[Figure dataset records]
****************************************

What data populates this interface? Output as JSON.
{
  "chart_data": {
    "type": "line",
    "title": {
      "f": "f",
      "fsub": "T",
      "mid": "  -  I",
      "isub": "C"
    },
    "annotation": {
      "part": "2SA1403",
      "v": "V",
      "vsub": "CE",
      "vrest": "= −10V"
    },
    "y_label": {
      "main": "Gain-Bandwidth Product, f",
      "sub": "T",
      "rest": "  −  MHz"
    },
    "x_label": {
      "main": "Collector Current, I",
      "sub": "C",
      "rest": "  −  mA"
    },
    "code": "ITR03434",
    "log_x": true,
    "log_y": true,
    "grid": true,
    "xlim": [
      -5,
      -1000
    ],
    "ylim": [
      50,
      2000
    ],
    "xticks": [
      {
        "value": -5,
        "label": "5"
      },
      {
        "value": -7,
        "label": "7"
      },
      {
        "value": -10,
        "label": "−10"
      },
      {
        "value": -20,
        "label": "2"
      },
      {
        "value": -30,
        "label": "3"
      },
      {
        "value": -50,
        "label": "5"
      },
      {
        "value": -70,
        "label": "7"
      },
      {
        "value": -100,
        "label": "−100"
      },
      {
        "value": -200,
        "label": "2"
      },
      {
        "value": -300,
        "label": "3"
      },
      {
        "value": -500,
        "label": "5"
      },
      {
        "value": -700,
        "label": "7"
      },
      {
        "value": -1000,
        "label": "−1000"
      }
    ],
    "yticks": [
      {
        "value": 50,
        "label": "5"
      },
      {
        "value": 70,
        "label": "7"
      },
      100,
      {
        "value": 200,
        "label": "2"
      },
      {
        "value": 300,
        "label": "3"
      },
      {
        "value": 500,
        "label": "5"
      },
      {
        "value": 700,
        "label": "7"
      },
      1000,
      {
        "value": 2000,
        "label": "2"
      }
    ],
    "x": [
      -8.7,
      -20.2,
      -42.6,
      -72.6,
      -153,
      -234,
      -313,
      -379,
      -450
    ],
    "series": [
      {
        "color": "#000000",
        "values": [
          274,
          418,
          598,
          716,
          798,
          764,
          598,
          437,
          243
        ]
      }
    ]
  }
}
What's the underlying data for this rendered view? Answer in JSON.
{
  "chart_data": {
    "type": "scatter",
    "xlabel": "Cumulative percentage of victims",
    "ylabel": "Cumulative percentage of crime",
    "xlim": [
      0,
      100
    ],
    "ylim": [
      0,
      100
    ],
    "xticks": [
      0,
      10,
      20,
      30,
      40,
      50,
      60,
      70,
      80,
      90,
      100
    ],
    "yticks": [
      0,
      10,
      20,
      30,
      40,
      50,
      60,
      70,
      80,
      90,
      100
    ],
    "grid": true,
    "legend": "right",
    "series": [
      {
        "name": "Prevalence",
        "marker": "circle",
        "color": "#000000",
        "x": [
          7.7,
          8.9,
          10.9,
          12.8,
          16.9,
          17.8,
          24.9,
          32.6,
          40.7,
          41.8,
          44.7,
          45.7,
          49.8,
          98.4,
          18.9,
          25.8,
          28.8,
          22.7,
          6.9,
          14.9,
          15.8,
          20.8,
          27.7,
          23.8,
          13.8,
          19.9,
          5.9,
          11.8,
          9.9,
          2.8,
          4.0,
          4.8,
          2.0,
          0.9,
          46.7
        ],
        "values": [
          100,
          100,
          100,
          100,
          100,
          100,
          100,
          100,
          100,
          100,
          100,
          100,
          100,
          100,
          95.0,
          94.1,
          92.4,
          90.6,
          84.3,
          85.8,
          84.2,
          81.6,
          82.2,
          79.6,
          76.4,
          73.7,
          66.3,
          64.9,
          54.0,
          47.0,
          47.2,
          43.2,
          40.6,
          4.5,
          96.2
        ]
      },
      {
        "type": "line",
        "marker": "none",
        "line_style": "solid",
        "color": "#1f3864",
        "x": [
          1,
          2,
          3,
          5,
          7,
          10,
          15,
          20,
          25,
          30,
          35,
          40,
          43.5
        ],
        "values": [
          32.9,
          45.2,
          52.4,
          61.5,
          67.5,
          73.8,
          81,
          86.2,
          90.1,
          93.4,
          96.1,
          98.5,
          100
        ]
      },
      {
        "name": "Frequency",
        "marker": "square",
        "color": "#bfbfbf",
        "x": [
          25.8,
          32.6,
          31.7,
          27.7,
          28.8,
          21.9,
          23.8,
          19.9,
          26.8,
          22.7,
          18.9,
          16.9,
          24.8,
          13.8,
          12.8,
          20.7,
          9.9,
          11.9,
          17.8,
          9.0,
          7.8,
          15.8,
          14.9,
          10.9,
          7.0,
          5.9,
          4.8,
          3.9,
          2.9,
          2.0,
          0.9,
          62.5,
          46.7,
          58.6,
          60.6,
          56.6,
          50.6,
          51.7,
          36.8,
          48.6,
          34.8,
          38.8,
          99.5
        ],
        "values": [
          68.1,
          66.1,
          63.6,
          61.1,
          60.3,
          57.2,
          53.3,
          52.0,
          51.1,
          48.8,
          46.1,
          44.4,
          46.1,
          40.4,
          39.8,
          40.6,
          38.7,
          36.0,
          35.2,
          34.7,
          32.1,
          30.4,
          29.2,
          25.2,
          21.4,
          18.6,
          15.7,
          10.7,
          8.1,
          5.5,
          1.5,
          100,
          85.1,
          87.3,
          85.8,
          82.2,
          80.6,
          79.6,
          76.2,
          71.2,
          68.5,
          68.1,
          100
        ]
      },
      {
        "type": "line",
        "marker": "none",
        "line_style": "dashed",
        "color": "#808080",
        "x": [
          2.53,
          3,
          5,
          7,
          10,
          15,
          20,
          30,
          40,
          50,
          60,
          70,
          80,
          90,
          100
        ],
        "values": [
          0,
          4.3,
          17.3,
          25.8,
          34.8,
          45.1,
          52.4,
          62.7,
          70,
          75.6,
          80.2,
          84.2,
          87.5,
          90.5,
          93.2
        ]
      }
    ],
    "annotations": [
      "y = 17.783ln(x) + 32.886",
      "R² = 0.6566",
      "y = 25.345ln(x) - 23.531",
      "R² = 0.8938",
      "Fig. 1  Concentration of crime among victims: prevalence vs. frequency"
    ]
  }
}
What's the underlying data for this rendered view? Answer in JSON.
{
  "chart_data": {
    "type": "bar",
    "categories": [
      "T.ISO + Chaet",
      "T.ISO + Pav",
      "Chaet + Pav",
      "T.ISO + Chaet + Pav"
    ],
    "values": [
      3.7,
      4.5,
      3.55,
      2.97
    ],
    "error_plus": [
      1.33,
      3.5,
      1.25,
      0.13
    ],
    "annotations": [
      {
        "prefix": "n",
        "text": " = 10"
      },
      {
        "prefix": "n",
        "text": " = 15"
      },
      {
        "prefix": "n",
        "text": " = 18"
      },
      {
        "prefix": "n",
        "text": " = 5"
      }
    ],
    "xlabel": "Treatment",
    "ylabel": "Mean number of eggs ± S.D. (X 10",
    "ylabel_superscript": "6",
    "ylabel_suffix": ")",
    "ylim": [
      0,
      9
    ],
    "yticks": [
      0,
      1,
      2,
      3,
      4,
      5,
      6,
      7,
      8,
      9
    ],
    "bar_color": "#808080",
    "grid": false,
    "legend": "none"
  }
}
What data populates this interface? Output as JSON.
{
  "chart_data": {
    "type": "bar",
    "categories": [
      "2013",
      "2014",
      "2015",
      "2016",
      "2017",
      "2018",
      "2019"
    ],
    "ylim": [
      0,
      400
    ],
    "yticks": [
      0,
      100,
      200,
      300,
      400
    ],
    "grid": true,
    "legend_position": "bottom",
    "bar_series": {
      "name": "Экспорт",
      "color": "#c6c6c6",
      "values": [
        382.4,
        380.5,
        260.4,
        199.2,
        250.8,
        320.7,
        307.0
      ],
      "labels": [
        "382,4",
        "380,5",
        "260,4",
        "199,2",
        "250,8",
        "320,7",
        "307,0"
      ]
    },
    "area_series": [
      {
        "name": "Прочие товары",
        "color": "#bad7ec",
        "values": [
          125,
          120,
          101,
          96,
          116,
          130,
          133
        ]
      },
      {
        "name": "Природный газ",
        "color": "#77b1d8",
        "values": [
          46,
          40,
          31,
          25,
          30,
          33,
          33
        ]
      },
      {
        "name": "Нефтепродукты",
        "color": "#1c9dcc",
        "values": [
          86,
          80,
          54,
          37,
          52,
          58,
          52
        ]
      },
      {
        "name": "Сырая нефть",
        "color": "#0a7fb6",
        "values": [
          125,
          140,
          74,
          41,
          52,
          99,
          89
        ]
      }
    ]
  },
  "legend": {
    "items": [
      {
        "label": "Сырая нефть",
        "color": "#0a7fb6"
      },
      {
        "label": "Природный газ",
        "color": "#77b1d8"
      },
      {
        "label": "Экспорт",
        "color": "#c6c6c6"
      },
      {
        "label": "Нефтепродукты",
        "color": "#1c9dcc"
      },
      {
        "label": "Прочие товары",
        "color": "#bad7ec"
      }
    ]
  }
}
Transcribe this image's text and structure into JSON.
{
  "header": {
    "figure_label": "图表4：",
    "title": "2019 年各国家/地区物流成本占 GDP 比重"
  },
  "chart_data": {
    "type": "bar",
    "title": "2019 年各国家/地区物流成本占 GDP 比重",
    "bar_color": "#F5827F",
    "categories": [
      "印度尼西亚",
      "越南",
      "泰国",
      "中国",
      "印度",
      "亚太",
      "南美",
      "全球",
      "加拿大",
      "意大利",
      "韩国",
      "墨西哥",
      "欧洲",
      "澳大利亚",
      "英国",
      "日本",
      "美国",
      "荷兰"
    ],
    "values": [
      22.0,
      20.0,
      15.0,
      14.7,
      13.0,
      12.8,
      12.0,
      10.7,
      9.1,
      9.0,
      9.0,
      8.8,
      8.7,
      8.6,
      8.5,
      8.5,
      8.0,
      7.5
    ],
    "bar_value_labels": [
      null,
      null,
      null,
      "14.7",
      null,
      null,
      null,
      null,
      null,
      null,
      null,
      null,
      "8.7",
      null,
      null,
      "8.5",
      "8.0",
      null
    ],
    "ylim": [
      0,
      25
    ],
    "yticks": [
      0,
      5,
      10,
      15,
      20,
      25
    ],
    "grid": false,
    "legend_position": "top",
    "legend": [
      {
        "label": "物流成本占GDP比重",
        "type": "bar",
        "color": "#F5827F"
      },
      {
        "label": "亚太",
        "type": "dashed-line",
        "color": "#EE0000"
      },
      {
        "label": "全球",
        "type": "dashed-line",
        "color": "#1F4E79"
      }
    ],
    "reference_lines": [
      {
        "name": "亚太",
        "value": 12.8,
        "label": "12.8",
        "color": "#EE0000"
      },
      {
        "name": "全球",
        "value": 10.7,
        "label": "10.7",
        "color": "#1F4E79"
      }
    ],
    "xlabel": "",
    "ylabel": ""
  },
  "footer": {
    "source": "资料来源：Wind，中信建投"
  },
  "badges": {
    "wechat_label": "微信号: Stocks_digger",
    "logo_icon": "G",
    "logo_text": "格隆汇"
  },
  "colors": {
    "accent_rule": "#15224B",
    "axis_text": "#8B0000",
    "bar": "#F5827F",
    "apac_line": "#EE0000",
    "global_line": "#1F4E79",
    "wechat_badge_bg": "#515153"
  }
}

****************************************

## Required task
Your answer should be a single number: the count of lines in these records that hold the string "main".

## Response to the exercise
2